→ Stated exercise
Omit the pictures, then write out every entry exactly as it reads.

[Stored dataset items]

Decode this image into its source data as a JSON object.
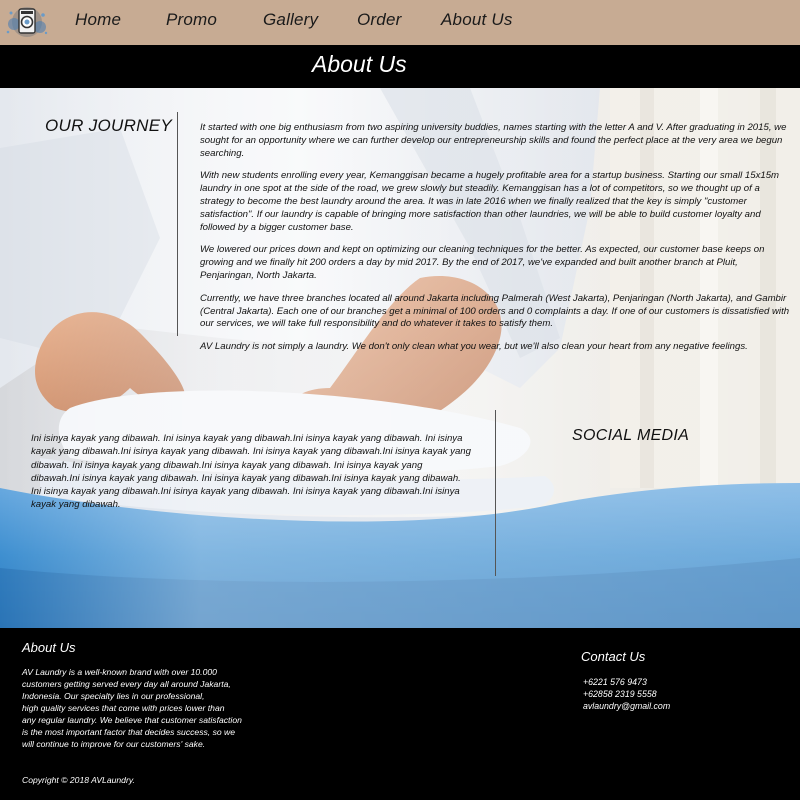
{
  "nav": {
    "items": [
      {
        "label": "Home"
      },
      {
        "label": "Promo"
      },
      {
        "label": "Gallery"
      },
      {
        "label": "Order"
      },
      {
        "label": "About Us"
      }
    ]
  },
  "page_title": "About Us",
  "journey": {
    "title": "OUR JOURNEY",
    "paragraphs": [
      "It started with one big enthusiasm from two aspiring university buddies, names starting with the letter A and V. After graduating in 2015, we sought for an opportunity where we can further develop our entrepreneurship skills and found the perfect place at the very area we begun searching.",
      "With new students enrolling every year, Kemanggisan became a hugely profitable area for a startup business. Starting our small 15x15m laundry in one spot at the side of the road, we grew slowly but steadily. Kemanggisan has a lot of competitors, so we thought up of a strategy to become the best laundry around the area. It was in late 2016 when we finally realized that the key is simply \"customer satisfaction\". If our laundry is capable of bringing more satisfaction than other laundries, we will be able to build customer loyalty and followed by a bigger customer base.",
      "We lowered our prices down and kept on optimizing our cleaning techniques for the better. As expected, our customer base keeps on growing and we finally hit 200 orders a day by mid 2017. By the end of 2017, we've expanded and built another branch at Pluit, Penjaringan, North Jakarta.",
      "Currently, we have three branches located all around Jakarta including Palmerah (West Jakarta), Penjaringan (North Jakarta), and Gambir (Central Jakarta). Each one of our branches get a minimal of 100 orders and 0 complaints a day. If one of our customers is dissatisfied with our services, we will take full responsibility and do whatever it takes to satisfy them.",
      "AV Laundry is not simply a laundry. We don't only clean what you wear, but we'll also clean your heart from any negative feelings."
    ]
  },
  "filler_text": "Ini isinya kayak yang dibawah. Ini isinya kayak yang dibawah.Ini isinya kayak yang dibawah. Ini isinya kayak yang dibawah.Ini isinya kayak yang dibawah. Ini isinya kayak yang dibawah.Ini isinya kayak yang dibawah. Ini isinya kayak yang dibawah.Ini isinya kayak yang dibawah. Ini isinya kayak yang dibawah.Ini isinya kayak yang dibawah. Ini isinya kayak yang dibawah.Ini isinya kayak yang dibawah. Ini isinya kayak yang dibawah.Ini isinya kayak yang dibawah. Ini isinya kayak yang dibawah.Ini isinya kayak yang dibawah.",
  "social_title": "SOCIAL MEDIA",
  "footer": {
    "about_title": "About Us",
    "about_lines": [
      "AV Laundry is a well-known brand with over 10.000",
      "customers getting served every day all around Jakarta,",
      "Indonesia. Our specialty lies in our professional,",
      "high quality services that come with prices lower than",
      "any regular laundry. We believe that customer satisfaction",
      "is the most important factor that decides success, so we",
      "will continue to improve for our customers' sake."
    ],
    "contact_title": "Contact Us",
    "contacts": [
      "+6221 576 9473",
      "+62858 2319 5558",
      "avlaundry@gmail.com"
    ],
    "copyright": "Copyright © 2018 AVLaundry."
  },
  "colors": {
    "nav_bg": "#c7ab93",
    "bar_bg": "#000000",
    "ironing_board": "#3f8fd1",
    "text_dark": "#111111",
    "text_light": "#ffffff"
  },
  "icons": {
    "logo": "laundry-logo-icon"
  }
}
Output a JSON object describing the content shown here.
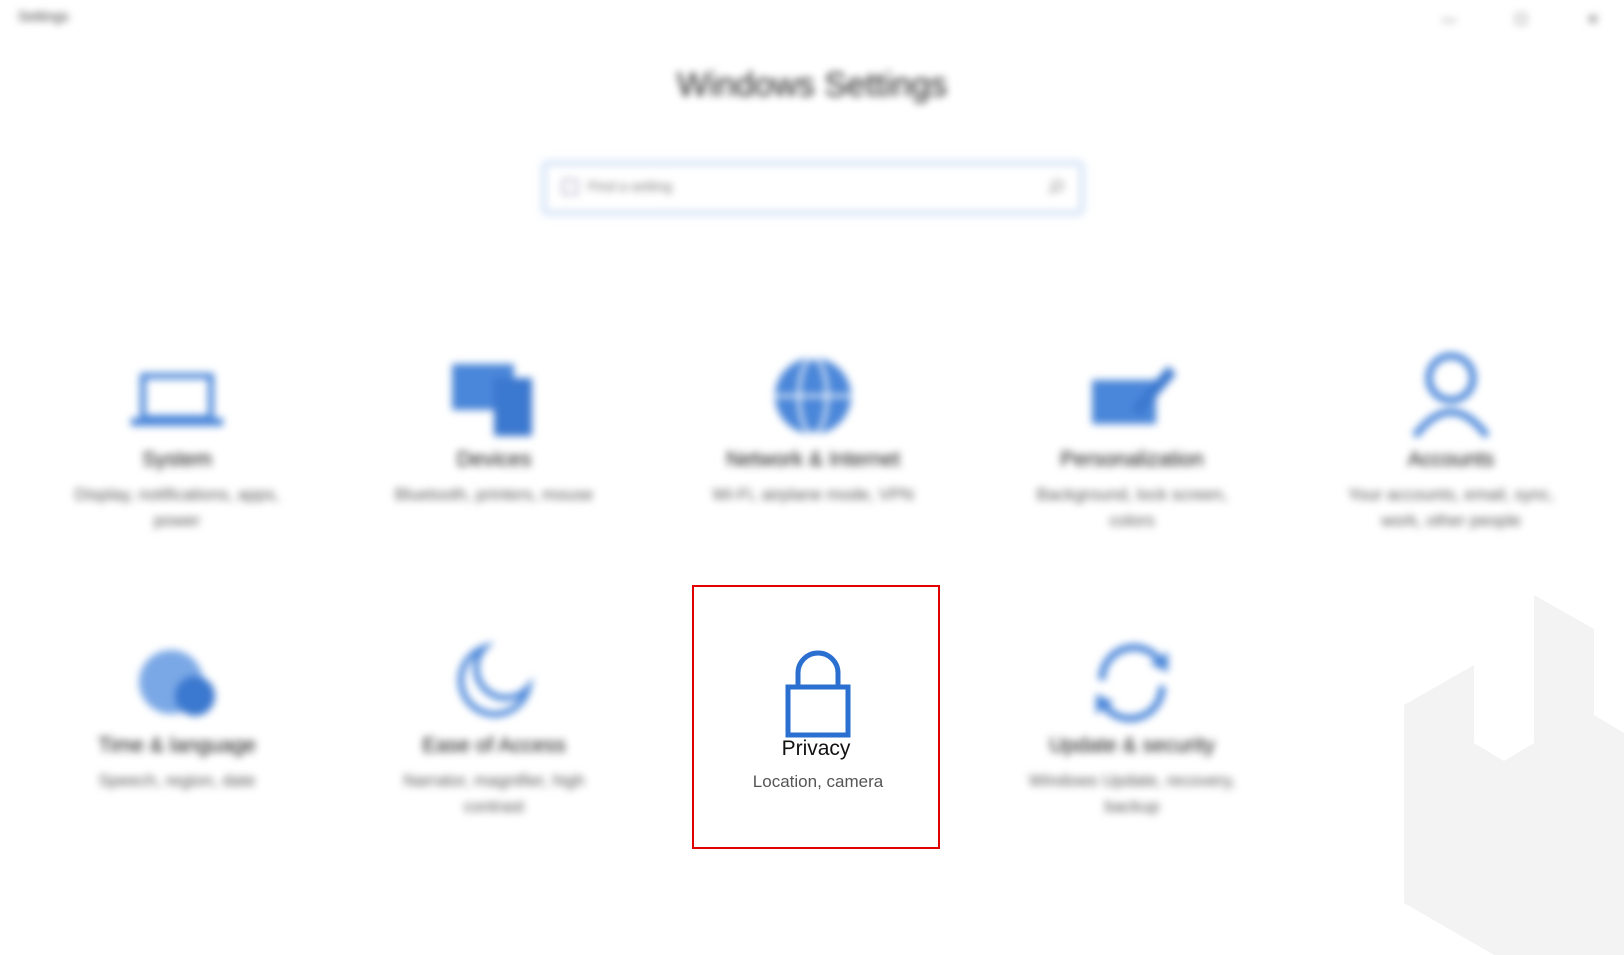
{
  "window": {
    "app_title": "Settings",
    "minimize_glyph": "—",
    "maximize_glyph": "☐",
    "close_glyph": "✕"
  },
  "page": {
    "title": "Windows Settings"
  },
  "search": {
    "placeholder": "Find a setting"
  },
  "tiles": [
    {
      "label": "System",
      "desc": "Display, notifications, apps, power",
      "icon": "laptop-icon"
    },
    {
      "label": "Devices",
      "desc": "Bluetooth, printers, mouse",
      "icon": "devices-icon"
    },
    {
      "label": "Network & Internet",
      "desc": "Wi-Fi, airplane mode, VPN",
      "icon": "globe-icon"
    },
    {
      "label": "Personalization",
      "desc": "Background, lock screen, colors",
      "icon": "paintbrush-icon"
    },
    {
      "label": "Accounts",
      "desc": "Your accounts, email, sync, work, other people",
      "icon": "person-icon"
    },
    {
      "label": "Time & language",
      "desc": "Speech, region, date",
      "icon": "time-language-icon"
    },
    {
      "label": "Ease of Access",
      "desc": "Narrator, magnifier, high contrast",
      "icon": "ease-of-access-icon"
    },
    {
      "label": "Privacy",
      "desc": "Location, camera",
      "icon": "lock-icon"
    },
    {
      "label": "Update & security",
      "desc": "Windows Update, recovery, backup",
      "icon": "sync-icon"
    }
  ],
  "colors": {
    "accent": "#2b6fd1",
    "highlight_border": "#e00000",
    "icon_blur": "#4a86d9"
  }
}
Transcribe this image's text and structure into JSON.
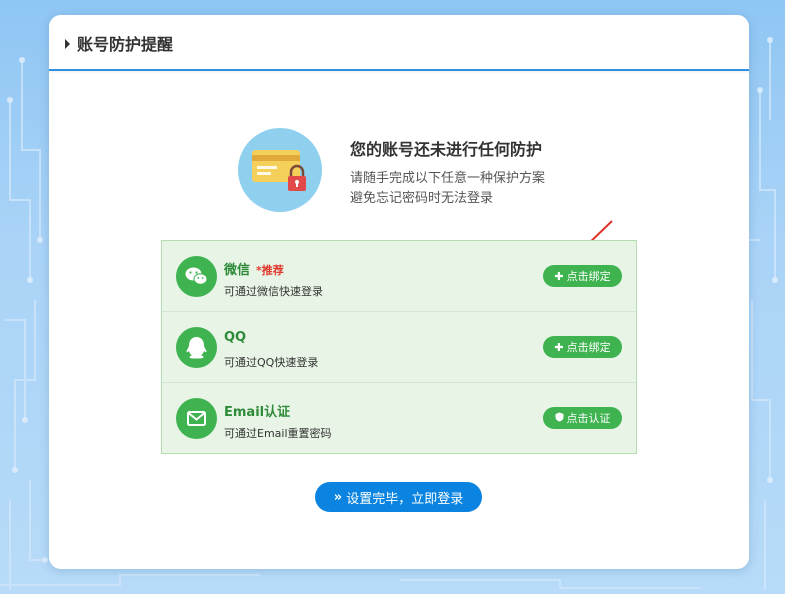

→ Solution
Decode this image into its source data as a JSON object.
{
  "nav": {
    "items": [
      {
        "label": "Home"
      },
      {
        "label": "Promo"
      },
      {
        "label": "Gallery"
      },
      {
        "label": "Order"
      },
      {
        "label": "About Us"
      }
    ]
  },
  "page_title": "About Us",
  "journey": {
    "title": "OUR JOURNEY",
    "paragraphs": [
      "It started with one big enthusiasm from two aspiring university buddies, names starting with the letter A and V. After graduating in 2015, we sought for an opportunity where we can further develop our entrepreneurship skills and found the perfect place at the very area we begun searching.",
      "With new students enrolling every year, Kemanggisan became a hugely profitable area for a startup business. Starting our small 15x15m laundry in one spot at the side of the road, we grew slowly but steadily. Kemanggisan has a lot of competitors, so we thought up of a strategy to become the best laundry around the area. It was in late 2016 when we finally realized that the key is simply \"customer satisfaction\". If our laundry is capable of bringing more satisfaction than other laundries, we will be able to build customer loyalty and followed by a bigger customer base.",
      "We lowered our prices down and kept on optimizing our cleaning techniques for the better. As expected, our customer base keeps on growing and we finally hit 200 orders a day by mid 2017. By the end of 2017, we've expanded and built another branch at Pluit, Penjaringan, North Jakarta.",
      "Currently, we have three branches located all around Jakarta including Palmerah (West Jakarta), Penjaringan (North Jakarta), and Gambir (Central Jakarta). Each one of our branches get a minimal of 100 orders and 0 complaints a day. If one of our customers is dissatisfied with our services, we will take full responsibility and do whatever it takes to satisfy them.",
      "AV Laundry is not simply a laundry. We don't only clean what you wear, but we'll also clean your heart from any negative feelings."
    ]
  },
  "filler_text": "Ini isinya kayak yang dibawah. Ini isinya kayak yang dibawah.Ini isinya kayak yang dibawah. Ini isinya kayak yang dibawah.Ini isinya kayak yang dibawah. Ini isinya kayak yang dibawah.Ini isinya kayak yang dibawah. Ini isinya kayak yang dibawah.Ini isinya kayak yang dibawah. Ini isinya kayak yang dibawah.Ini isinya kayak yang dibawah. Ini isinya kayak yang dibawah.Ini isinya kayak yang dibawah. Ini isinya kayak yang dibawah.Ini isinya kayak yang dibawah. Ini isinya kayak yang dibawah.Ini isinya kayak yang dibawah.",
  "social_title": "SOCIAL MEDIA",
  "footer": {
    "about_title": "About Us",
    "about_lines": [
      "AV Laundry is a well-known brand with over 10.000",
      "customers getting served every day all around Jakarta,",
      "Indonesia. Our specialty lies in our professional,",
      "high quality services that come with prices lower than",
      "any regular laundry. We believe that customer satisfaction",
      "is the most important factor that decides success, so we",
      "will continue to improve for our customers' sake."
    ],
    "contact_title": "Contact Us",
    "contacts": [
      "+6221 576 9473",
      "+62858 2319 5558",
      "avlaundry@gmail.com"
    ],
    "copyright": "Copyright © 2018 AVLaundry."
  },
  "colors": {
    "nav_bg": "#c7ab93",
    "bar_bg": "#000000",
    "ironing_board": "#3f8fd1",
    "text_dark": "#111111",
    "text_light": "#ffffff"
  },
  "icons": {
    "logo": "laundry-logo-icon"
  }
}
Output a JSON object describing the content shown here.
{
  "window": {
    "app_title": "Settings",
    "minimize_glyph": "—",
    "maximize_glyph": "☐",
    "close_glyph": "✕"
  },
  "page": {
    "title": "Windows Settings"
  },
  "search": {
    "placeholder": "Find a setting"
  },
  "tiles": [
    {
      "label": "System",
      "desc": "Display, notifications, apps, power",
      "icon": "laptop-icon"
    },
    {
      "label": "Devices",
      "desc": "Bluetooth, printers, mouse",
      "icon": "devices-icon"
    },
    {
      "label": "Network & Internet",
      "desc": "Wi-Fi, airplane mode, VPN",
      "icon": "globe-icon"
    },
    {
      "label": "Personalization",
      "desc": "Background, lock screen, colors",
      "icon": "paintbrush-icon"
    },
    {
      "label": "Accounts",
      "desc": "Your accounts, email, sync, work, other people",
      "icon": "person-icon"
    },
    {
      "label": "Time & language",
      "desc": "Speech, region, date",
      "icon": "time-language-icon"
    },
    {
      "label": "Ease of Access",
      "desc": "Narrator, magnifier, high contrast",
      "icon": "ease-of-access-icon"
    },
    {
      "label": "Privacy",
      "desc": "Location, camera",
      "icon": "lock-icon"
    },
    {
      "label": "Update & security",
      "desc": "Windows Update, recovery, backup",
      "icon": "sync-icon"
    }
  ],
  "colors": {
    "accent": "#2b6fd1",
    "highlight_border": "#e00000",
    "icon_blur": "#4a86d9"
  }
}
Transcribe this image's text and structure into JSON.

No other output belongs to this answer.